- WHAT TO DO:
(a) Summarize the essay on the mental illness trap in two sentences.
(b) From the essay on the mental illness trap, list every area of behavior named among the professional criteria of mental illness.
(c) Reproduce word for word the portion of the essay on the mental illness trap from "Just what are" up to and including "part of living.".

- EXCERPT TO READ:
Watch Out for the Mental Illness Trap

The term “mental illness” is thrown around quite a bit these days. Whenever a mass shooting occurs in public, many proclaim the need to confront the problem of mental illness in society. Whenever a teenager threatens suicide, or overdoses on drugs, or succumbs to the intoxicating message of a cult leader, we hear again the warnings about widespread mental illness in society.

The message conveyed by the words, “mental illness,” has unfortunate collateral consequences: First, it wrongly casts a wide net over large segments of the population, and scares a lot of people. Many mistakenly see this net as fitting folks from the mass shooter motivated by some vast delusional system, to the confused teenager struggling to find a self-identity. Second, the phrase ignores the fact that most mentally ill people do not go around shooting others, and a lot of those who shoot others are not mentally ill. Third, the phrase does not suggest how to confront the crisis. For instance, some blame the schools for indoctrinating children into an unstable “woke” culture, but these critics ignore the role of “helicopter” parents who refuse to allow their children to learn what it means to fail, and how to deal rationally with that failure. Fourth, the phrase is so general and ill-defined that it allows people to use it to demonize and reject those who are different or troublesome.

Just what are the professional criteria of mental illness? Some of the more prominent behavioral criteria include fundamental weaknesses and inabilities in several areas of behavior: separating reality from desires; relating to others rationally; understanding and empathizing with others’ distress and needs; discarding arrogant thinking about self in favor of humility; facing challenges without reliance on others; accepting personal accountability. If you are mentally ill, you will show deficiencies – consistently and over a period of time – in many of these areas. But note that the focus in this list is on behaviors that a troubled person, with professional help, can possibly work on, not on their emotions and feelings that are a normal part of living.

- DATA TO EXAMINE:
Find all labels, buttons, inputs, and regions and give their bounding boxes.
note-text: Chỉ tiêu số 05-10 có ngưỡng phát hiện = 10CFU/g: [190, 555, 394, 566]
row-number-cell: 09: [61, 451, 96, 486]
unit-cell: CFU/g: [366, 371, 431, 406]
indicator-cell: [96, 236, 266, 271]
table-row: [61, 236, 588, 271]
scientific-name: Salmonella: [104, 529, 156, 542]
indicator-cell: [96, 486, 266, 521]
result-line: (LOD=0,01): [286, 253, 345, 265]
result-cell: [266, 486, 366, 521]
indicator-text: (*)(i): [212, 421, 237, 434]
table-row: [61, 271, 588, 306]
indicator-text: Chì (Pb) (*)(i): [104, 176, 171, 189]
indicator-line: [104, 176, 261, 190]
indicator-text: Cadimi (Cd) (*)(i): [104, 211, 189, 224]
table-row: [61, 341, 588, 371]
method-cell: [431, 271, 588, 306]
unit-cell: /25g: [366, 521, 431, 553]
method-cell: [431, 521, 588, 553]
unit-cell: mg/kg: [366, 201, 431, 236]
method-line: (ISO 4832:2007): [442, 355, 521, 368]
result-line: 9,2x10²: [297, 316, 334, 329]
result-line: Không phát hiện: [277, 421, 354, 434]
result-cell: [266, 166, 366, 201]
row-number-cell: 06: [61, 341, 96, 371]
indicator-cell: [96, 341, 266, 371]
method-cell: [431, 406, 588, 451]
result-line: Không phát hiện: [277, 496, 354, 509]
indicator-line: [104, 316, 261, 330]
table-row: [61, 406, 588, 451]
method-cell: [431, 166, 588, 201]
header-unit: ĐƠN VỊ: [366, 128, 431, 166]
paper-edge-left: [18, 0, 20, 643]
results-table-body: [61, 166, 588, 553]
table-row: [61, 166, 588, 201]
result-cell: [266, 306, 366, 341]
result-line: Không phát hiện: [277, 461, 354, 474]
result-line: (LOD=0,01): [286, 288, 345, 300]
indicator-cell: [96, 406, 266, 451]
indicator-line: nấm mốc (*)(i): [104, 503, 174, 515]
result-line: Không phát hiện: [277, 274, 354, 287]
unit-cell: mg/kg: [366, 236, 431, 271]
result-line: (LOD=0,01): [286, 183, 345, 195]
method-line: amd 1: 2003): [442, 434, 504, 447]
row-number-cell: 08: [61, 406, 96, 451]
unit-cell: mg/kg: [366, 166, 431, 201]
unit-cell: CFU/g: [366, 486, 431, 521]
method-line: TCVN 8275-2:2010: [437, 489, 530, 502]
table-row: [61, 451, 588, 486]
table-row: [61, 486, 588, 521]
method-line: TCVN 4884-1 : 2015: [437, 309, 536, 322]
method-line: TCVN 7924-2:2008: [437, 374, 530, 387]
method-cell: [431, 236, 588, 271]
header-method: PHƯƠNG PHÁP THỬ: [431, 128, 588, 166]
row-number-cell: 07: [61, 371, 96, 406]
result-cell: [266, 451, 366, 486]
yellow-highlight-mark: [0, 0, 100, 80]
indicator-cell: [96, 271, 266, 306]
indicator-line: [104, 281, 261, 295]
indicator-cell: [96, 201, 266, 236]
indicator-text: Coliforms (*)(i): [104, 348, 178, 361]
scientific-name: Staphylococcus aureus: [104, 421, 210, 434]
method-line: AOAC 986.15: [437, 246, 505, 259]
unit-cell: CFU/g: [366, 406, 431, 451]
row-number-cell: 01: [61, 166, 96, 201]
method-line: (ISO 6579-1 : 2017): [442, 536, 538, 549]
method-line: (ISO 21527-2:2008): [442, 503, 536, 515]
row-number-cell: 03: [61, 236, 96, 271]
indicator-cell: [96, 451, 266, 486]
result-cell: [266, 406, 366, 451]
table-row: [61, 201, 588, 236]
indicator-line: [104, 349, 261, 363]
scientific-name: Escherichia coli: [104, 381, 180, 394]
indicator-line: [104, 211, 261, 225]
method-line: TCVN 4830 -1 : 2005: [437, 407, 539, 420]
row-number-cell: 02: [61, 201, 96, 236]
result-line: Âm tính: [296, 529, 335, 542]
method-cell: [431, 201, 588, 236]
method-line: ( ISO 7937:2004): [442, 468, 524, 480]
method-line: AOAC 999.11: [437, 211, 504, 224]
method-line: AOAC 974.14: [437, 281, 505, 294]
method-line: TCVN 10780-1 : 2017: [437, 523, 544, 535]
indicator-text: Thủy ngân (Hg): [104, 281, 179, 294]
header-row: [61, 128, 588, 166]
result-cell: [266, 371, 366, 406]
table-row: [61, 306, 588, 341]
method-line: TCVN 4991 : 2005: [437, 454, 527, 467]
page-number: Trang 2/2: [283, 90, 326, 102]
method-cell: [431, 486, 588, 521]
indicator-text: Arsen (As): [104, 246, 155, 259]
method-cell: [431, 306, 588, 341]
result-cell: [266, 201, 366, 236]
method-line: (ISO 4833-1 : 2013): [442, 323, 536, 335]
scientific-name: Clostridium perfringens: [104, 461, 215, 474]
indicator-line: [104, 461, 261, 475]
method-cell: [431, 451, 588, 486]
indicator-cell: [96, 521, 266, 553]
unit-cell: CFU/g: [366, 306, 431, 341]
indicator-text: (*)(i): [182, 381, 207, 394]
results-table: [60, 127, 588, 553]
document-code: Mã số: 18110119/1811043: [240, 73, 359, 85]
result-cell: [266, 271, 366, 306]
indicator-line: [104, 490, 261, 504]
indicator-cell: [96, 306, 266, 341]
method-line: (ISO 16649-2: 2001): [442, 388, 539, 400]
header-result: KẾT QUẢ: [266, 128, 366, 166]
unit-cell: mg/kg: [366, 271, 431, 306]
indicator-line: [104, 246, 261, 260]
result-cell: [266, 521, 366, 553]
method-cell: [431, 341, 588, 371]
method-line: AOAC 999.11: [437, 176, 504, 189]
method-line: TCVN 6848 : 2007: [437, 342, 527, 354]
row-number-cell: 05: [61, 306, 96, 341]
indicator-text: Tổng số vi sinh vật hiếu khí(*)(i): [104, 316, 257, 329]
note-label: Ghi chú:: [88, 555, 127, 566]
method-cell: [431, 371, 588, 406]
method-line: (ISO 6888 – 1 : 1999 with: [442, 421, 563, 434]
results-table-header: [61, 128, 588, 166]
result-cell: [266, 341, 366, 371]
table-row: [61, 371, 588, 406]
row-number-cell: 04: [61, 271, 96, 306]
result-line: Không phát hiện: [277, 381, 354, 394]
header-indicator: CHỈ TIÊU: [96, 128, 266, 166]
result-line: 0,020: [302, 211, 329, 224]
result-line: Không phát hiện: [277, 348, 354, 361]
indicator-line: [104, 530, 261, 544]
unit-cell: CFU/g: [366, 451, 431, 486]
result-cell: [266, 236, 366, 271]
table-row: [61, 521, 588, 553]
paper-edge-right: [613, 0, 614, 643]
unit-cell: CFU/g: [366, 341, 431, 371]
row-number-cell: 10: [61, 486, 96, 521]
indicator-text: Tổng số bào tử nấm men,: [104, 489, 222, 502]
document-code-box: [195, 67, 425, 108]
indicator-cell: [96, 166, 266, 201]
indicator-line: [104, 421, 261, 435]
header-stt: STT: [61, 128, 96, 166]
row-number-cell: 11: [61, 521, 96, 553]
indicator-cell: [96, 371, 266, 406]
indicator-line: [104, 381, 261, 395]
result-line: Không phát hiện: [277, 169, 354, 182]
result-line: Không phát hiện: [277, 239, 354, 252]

- EXPECTED OUTPUTS:
(a) The essay argues that the widely used phrase "mental illness" has unfortunate consequences: it wrongly casts a wide net that scares many people, ignores that most mentally ill people do not shoot others, does not suggest how to confront the crisis, and is vague enough to be used to demonize and reject those who are different or troublesome. It then lists prominent behavioral criteria of mental illness, noting that a mentally ill person shows consistent deficiencies in many of these areas over time and that the focus is on behaviors a troubled person can work on with professional help, not on emotions that are a normal part of living.

(b)
- separating reality from desires
- relating to others rationally
- understanding and empathizing with others' distress and needs
- discarding arrogant thinking about self in favor of humility
- facing challenges without reliance on others
- accepting personal accountability

(c)
Just what are the professional criteria of mental illness? Some of the more prominent behavioral criteria include fundamental weaknesses and inabilities in several areas of behavior: separating reality from desires; relating to others rationally; understanding and empathizing with others’ distress and needs; discarding arrogant thinking about self in favor of humility; facing challenges without reliance on others; accepting personal accountability. If you are mentally ill, you will show deficiencies – consistently and over a period of time – in many of these areas. But note that the focus in this list is on behaviors that a troubled person, with professional help, can possibly work on, not on their emotions and feelings that are a normal part of living.